- Tasks and exercises -
1 - From the CosyVoice SDK page, extract everything from "To use a temporary" down to "count as one.".
2 - On the CosyVoice speech synthesis SDK page, which DashScope SDK version is required to use SSML?
3 - Carry on the CosyVoice speech synthesis SDK page from the point where it ends.

- Page -

The parameters and interfaces of the CosyVoice speech synthesis Python SDK.
User guide: For model overviews and selection suggestions, see Real-time speech synthesis - CosyVoice.
Prerequisites
-
You have activated the Model Studio and created an API key. Export it as an environment variable (not hard-coded) to prevent security risks.
NoteFor temporary access or strict control over high-risk operations (accessing/deleting sensitive data), use a temporary authentication token instead.
Compared with long-term API keys, temporary tokens are more secure (60-second lifespan) and reduce API key leakage risk.
To use a temporary token, replace the API key used for authentication in your code with the temporary authentication token.
Models and pricing
Text and format limitations
Text length limits
-
Non-streaming calls or unidirectional streaming calls: The text length per request must not exceed 20,000 characters.
-
Bidirectional streaming calls: The text length per request must not exceed 20,000 characters, and the cumulative text length across all requests must not exceed 200,000 characters.
Character counting rules
-
Chinese characters (simplified/traditional Chinese, Japanese Kanji, Korean Hanja) count as two characters. All other characters (punctuation, letters, numbers, Kana, Hangul) count as one.
-
SSML tags are not included when calculating the text length.
-
Examples:
-
"你好"→ 2 (Chinese character) + 2 (Chinese character) = 4 characters -
"中A文123"→ 2 (Chinese character) + 1 (A) + 2 (Chinese character) + 1 (1) + 1 (2) + 1 (3) = 8 characters -
"中文。"→ 2 (Chinese character) + 2 (Chinese character) + 1 (.) = 5 characters -
"中 文。"→ 2 (Chinese character) + 1 (space) + 2 (Chinese character) + 1 (.) = 6 characters -
"<speak>你好</speak>"→ 2 (Chinese character) + 2 (Chinese character) = 4 characters
-
Encoding format
Use UTF-8 encoding.
Support for mathematical expressions
Mathematical expression parsing (v3.5-flash, v3.5-plus, v3-flash, v3-plus, v2 only): Supports primary and secondary school math—basic operations, algebra, geometry.
This feature only supports Chinese.
See Convert LaTeX formulas to speech (Chinese language only).
SSML support
SSML is available for custom voices (voice design or cloning) with v3.5-flash, v3.5-plus, v3-flash, v3-plus, and v2, and for system voices marked as supported in the voice list. Requirements:
-
Use DashScope SDK version 1.23.4 or later.
-
Non-streaming calls and unidirectional streaming calls (the
callmethod of the SpeechSynthesizer class) are supported, but bidirectional streaming calls (thestreaming_callmethod of the SpeechSynthesizer class) are not supported. -
Pass SSML-formatted text to the
callmethod of the SpeechSynthesizer class, just as for regular speech synthesis.

- Collected material -
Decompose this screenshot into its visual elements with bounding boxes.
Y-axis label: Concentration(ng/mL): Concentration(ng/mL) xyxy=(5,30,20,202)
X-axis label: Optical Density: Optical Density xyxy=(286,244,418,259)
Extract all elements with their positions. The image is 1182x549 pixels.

- Answers provided -
1 -
To use a temporary token, replace the API key used for authentication in your code with the temporary authentication token.
Models and pricing
Text and format limitations
Text length limits
-
Non-streaming calls or unidirectional streaming calls: The text length per request must not exceed 20,000 characters.
-
Bidirectional streaming calls: The text length per request must not exceed 20,000 characters, and the cumulative text length across all requests must not exceed 200,000 characters.
Character counting rules
-
Chinese characters (simplified/traditional Chinese, Japanese Kanji, Korean Hanja) count as two characters. All other characters (punctuation, letters, numbers, Kana, Hangul) count as one.

2 - Version 1.23.4 or later.

3 -
Getting started
The SpeechSynthesizer class provides core speech synthesis interfaces and supports the following invocation methods:
-
Non-streaming: A blocking call that sends the full text at once and returns the complete audio. Suitable for short text.
-
Unidirectional streaming: A non-blocking call that sends the full text at once and receives audio via callback. Suitable for short text with low latency.
-
Bidirectional streaming: A non-blocking call that sends text fragments incrementally and receives audio via callback in real time. Suitable for long text with low latency.
Non-streaming
Submit a single speech synthesis task and receive the complete audio result in one response (no streaming, no callbacks).
Instantiate the SpeechSynthesizer class, bind request parameters, and call the call method to synthesize and retrieve binary audio data.
The text length must not exceed 20,000 characters.
Before each call to the call method, you must re-initialize the SpeechSynthesizer instance.
Unidirectional streaming
Submit a single speech synthesis task and stream results in real time through the ResultCallback interface.
Instantiate the SpeechSynthesizer class, bind request parameters and the callback interface (ResultCallback), and call the call method to synthesize and retrieve results in real time through the on_data method of the callback interface (ResultCallback).
The text length must not exceed 20,000 characters.
Before each call to the call method, you must re-initialize the SpeechSynthesizer instance.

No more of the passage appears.